■ Document segment ■
┌──
The Algerian three-toed skink (Chalcides mertensi) is a species of "grass-swimming" skink with an elongated serpentine shape and reduced limbs. It is endemic to north-western Africa.

Distribution
It is native to northern Algeria and northern Tunisia, where it occurs on the Mediterranean coast.

Habitat
The Algerian three-toed skink lives in forested areas in northern Algeria, and in semi-arid maquis-type habitats in Algeria and Tunisia. It prefers humid, sunny areas with dense vegetation within grassland, meadows, areas close to streams, hedges, open cork oak forest, and the edges of cultivated areas. It is also known from tall herbaceous grassland. The females give birth to formed young. It has been recorded from sea level up to 1,500 m above sea level.
└──
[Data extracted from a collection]
┌──
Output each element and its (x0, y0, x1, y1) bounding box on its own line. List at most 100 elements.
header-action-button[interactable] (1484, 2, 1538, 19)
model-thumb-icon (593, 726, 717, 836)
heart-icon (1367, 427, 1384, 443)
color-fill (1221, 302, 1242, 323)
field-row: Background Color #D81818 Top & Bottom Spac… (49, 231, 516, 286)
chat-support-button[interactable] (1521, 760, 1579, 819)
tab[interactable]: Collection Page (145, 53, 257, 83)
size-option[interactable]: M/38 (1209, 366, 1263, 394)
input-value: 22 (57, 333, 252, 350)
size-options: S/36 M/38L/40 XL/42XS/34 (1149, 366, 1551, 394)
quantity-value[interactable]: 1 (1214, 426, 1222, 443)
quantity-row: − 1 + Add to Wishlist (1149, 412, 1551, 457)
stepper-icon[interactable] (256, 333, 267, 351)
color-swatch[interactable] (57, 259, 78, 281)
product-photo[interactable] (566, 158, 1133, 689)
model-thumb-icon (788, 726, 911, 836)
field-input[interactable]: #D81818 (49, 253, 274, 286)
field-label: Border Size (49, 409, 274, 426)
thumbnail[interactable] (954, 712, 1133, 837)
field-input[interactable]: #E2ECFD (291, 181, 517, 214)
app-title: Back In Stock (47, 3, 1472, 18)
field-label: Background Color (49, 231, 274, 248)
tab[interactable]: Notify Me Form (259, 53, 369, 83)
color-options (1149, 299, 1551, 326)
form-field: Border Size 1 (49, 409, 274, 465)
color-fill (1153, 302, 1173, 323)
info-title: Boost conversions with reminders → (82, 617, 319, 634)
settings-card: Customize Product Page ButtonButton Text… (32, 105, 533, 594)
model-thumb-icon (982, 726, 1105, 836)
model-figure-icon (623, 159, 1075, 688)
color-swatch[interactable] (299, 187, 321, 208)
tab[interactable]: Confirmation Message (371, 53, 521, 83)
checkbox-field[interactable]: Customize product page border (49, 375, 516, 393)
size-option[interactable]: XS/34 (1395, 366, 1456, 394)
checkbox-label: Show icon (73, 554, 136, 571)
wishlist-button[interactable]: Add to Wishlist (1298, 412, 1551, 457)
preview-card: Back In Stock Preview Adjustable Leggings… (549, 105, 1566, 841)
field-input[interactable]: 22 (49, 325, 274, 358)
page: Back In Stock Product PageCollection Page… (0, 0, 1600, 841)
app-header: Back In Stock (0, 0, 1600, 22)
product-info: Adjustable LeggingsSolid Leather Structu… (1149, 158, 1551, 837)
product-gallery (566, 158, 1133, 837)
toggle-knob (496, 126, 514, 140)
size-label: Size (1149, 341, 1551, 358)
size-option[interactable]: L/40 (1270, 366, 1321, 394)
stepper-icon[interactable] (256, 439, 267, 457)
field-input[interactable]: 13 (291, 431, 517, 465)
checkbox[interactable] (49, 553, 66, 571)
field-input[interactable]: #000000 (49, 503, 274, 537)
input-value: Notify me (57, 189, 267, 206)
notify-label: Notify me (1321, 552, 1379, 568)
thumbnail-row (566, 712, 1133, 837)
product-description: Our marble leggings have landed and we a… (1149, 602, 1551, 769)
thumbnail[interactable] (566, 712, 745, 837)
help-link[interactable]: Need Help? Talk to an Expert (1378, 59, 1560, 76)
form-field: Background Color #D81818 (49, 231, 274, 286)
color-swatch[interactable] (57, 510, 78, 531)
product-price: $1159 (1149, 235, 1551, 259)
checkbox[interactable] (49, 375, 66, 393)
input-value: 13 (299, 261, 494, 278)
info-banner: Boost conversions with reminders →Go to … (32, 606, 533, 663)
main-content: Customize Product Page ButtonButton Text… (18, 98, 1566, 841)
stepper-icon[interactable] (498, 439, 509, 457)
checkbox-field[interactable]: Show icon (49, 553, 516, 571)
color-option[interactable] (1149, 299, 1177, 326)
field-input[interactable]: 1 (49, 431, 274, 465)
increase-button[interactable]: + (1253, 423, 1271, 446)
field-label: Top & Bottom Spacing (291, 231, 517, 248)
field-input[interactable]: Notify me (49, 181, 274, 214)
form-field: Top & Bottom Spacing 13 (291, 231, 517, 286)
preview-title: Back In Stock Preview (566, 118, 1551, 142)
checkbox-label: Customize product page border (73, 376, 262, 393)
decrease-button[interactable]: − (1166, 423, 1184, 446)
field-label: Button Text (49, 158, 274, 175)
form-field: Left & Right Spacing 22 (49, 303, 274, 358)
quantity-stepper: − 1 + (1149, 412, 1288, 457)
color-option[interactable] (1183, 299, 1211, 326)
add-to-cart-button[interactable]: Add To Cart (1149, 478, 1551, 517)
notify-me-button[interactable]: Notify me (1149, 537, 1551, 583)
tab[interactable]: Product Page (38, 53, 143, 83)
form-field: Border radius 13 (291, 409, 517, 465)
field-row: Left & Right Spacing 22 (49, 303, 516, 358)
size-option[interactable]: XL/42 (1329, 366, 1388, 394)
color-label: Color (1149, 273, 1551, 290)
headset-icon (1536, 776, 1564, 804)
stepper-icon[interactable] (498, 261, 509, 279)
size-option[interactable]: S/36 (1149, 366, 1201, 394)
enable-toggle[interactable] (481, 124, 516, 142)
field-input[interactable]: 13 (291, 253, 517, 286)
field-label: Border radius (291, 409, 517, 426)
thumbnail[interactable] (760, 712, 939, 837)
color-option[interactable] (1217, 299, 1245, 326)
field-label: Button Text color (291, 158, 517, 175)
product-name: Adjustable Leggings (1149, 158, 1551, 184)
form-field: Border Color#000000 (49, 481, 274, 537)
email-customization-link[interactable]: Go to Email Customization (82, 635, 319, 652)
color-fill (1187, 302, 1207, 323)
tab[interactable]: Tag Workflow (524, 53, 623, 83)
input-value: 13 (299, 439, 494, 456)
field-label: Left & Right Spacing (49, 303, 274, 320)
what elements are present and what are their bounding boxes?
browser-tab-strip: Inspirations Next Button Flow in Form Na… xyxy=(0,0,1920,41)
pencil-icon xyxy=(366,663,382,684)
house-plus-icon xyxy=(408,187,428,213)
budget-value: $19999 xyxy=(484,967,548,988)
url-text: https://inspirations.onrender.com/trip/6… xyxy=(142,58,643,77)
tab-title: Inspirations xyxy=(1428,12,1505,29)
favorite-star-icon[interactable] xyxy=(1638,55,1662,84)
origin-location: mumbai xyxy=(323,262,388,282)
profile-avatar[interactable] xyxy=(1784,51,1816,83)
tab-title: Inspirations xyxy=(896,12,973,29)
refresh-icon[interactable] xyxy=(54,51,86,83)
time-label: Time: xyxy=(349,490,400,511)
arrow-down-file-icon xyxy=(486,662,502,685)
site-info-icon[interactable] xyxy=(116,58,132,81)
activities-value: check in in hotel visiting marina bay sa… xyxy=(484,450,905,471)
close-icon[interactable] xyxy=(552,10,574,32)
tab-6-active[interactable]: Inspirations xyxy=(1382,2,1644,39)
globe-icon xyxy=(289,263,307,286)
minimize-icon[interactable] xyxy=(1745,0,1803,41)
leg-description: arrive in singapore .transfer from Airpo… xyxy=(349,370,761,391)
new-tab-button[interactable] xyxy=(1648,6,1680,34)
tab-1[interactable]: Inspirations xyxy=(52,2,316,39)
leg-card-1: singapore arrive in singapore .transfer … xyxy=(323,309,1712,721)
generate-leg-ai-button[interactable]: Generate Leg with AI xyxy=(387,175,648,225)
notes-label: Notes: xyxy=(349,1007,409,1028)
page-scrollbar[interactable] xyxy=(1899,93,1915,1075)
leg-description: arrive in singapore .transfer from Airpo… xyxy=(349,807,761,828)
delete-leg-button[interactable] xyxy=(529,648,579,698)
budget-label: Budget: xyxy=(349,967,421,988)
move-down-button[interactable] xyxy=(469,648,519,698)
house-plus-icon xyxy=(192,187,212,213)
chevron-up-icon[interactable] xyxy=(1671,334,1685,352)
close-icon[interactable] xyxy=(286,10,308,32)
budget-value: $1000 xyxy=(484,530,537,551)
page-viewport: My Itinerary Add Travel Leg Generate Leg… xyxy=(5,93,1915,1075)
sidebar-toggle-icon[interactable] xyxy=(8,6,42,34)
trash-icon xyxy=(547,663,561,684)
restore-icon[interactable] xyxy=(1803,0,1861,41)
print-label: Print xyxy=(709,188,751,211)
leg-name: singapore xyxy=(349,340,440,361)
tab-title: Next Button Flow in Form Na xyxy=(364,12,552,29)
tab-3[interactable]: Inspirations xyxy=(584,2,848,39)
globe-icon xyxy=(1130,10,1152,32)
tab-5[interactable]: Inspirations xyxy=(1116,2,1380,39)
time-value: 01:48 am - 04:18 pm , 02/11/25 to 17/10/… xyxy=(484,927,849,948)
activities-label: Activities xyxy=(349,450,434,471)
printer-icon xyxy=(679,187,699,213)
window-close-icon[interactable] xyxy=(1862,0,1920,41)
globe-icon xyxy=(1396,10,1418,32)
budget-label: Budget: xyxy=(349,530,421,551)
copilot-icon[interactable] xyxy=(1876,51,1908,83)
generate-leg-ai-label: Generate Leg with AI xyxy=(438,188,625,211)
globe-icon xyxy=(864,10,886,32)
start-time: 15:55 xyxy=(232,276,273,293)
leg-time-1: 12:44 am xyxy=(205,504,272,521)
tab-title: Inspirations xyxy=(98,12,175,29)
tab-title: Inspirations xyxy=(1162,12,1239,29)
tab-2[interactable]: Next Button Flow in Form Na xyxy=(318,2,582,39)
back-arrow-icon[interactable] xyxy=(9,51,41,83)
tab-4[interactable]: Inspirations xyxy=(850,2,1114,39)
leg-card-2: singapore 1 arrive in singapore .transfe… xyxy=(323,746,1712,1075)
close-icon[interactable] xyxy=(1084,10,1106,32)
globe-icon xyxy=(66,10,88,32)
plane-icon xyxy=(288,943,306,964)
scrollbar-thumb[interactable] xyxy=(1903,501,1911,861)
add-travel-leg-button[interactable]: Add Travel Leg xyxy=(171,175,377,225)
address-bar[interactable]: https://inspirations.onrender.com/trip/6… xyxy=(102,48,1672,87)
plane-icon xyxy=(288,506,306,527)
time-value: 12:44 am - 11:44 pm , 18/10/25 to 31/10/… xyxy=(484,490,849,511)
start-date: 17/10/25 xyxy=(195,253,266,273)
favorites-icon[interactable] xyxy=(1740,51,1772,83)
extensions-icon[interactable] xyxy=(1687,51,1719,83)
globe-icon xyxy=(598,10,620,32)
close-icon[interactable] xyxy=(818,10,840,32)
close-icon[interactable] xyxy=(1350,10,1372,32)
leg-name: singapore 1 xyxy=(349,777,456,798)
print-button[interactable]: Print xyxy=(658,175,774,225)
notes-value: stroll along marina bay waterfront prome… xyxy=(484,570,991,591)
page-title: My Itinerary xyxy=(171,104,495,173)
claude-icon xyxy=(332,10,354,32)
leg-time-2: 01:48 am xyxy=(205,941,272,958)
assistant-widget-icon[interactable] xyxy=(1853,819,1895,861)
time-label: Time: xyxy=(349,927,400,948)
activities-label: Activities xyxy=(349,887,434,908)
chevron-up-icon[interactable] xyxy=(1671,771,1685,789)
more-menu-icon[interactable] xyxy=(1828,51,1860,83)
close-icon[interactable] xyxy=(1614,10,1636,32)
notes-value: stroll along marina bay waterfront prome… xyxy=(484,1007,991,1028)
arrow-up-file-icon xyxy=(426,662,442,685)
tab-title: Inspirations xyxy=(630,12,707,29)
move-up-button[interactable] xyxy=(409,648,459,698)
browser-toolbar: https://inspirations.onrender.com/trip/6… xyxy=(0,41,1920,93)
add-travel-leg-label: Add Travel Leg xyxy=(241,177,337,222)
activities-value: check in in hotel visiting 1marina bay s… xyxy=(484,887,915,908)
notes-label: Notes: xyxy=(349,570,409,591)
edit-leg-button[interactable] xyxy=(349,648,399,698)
└──
■ Questions on the material ■
1/ Switch "elongated" to "lengthened" in the skink article and write it out from "The Algerian three-toed skink (Chalcides" to "to north-western Africa.".
2/ Summarize the skink article in two sentences.
The records have nothing to do with the skink article.

■ Replies ■
1/
The Algerian three-toed skink (Chalcides mertensi) is a species of "grass-swimming" skink with an lengthened serpentine shape and reduced limbs. It is endemic to north-western Africa.

2/ The Algerian three-toed skink (Chalcides mertensi) is a serpentine skink with reduced limbs, native to the Mediterranean coast of northern Algeria and northern Tunisia. It prefers humid, sunny areas with dense vegetation, such as grassland, areas near streams, hedges, open cork oak forest and the edges of cultivated land, and has been recorded from sea level up to 1,500 m.